For each line below that includes the word "powerpoint", make a copy.

#### Records provided

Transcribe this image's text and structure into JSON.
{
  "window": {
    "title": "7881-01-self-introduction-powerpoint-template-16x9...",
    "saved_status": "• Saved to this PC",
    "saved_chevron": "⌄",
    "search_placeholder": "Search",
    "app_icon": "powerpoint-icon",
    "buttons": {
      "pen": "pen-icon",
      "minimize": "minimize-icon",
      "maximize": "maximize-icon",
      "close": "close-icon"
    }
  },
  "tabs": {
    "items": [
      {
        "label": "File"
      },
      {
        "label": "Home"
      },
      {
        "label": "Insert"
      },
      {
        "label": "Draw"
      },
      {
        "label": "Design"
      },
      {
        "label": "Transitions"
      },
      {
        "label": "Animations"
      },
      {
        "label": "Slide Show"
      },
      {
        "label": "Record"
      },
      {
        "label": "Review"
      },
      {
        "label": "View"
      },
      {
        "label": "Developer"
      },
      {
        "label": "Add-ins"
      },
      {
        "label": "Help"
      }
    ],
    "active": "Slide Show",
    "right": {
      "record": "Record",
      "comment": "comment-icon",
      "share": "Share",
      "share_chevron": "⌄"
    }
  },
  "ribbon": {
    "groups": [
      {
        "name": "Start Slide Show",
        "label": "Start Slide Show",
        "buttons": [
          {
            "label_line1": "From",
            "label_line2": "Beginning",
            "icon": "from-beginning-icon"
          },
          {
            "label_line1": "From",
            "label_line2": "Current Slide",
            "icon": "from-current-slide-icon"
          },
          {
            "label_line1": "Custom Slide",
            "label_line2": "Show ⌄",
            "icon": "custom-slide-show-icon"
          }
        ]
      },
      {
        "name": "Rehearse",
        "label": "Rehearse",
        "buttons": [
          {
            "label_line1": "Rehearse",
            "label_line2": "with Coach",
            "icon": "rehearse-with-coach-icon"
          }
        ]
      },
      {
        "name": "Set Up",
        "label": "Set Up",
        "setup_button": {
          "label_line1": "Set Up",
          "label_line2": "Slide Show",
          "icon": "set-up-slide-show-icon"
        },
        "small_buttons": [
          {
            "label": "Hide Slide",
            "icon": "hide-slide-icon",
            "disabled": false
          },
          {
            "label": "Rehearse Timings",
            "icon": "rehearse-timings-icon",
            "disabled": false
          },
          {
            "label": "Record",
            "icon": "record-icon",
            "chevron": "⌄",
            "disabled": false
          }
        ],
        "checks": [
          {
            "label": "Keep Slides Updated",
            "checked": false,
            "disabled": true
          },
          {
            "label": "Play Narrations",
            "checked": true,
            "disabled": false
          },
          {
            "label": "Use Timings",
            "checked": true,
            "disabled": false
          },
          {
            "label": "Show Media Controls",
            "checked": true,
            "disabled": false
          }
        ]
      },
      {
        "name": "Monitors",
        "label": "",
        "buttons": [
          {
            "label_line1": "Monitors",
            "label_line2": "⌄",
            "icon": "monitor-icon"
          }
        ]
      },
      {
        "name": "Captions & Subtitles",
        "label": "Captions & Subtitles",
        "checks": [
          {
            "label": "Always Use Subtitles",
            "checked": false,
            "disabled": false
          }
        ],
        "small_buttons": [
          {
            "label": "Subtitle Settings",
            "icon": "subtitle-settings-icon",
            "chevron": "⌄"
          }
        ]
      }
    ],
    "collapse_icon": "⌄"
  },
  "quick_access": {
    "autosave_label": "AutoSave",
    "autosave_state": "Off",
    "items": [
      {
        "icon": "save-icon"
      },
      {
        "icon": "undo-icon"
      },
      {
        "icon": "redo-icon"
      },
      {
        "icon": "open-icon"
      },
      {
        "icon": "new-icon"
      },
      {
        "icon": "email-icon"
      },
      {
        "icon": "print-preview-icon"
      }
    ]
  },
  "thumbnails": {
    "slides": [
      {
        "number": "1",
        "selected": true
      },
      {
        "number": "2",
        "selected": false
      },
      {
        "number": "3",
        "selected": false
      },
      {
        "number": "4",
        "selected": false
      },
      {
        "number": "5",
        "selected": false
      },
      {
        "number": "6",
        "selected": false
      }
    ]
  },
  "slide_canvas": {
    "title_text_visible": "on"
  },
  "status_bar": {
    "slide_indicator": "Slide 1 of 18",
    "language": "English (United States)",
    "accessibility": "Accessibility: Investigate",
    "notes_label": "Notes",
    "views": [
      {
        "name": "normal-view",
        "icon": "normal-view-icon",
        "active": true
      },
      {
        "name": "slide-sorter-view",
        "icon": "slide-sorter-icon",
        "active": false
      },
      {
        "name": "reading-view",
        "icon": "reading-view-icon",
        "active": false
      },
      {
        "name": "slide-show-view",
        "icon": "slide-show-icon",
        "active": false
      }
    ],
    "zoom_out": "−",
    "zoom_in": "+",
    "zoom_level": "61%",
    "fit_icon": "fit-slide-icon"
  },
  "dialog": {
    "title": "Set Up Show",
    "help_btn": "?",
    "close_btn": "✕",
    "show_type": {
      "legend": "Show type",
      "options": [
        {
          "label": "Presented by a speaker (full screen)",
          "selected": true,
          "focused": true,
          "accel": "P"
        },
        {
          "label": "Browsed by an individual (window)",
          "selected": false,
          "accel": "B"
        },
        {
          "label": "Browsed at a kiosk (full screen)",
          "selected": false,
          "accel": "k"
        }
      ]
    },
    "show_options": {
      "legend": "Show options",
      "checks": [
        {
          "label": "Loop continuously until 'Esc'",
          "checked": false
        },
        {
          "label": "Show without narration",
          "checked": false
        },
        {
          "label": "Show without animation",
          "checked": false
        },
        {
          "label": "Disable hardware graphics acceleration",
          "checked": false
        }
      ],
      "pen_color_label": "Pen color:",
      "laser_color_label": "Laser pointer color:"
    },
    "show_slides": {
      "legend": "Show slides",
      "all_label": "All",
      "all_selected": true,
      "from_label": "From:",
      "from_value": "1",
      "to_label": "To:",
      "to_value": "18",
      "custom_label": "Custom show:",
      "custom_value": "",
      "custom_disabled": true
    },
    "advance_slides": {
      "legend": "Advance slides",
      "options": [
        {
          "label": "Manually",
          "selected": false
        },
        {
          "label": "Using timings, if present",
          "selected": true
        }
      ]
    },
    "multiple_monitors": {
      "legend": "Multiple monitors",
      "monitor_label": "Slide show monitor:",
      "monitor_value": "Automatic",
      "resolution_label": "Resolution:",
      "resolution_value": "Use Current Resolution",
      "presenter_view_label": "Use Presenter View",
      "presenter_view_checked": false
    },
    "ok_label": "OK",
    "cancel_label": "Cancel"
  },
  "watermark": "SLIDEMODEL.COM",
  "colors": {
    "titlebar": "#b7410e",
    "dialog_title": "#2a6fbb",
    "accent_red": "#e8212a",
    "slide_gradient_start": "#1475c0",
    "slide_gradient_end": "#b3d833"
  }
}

########

The reply:
    "title": "7881-01-self-introduction-powerpoint-template-16x9...",
    "app_icon": "powerpoint-icon",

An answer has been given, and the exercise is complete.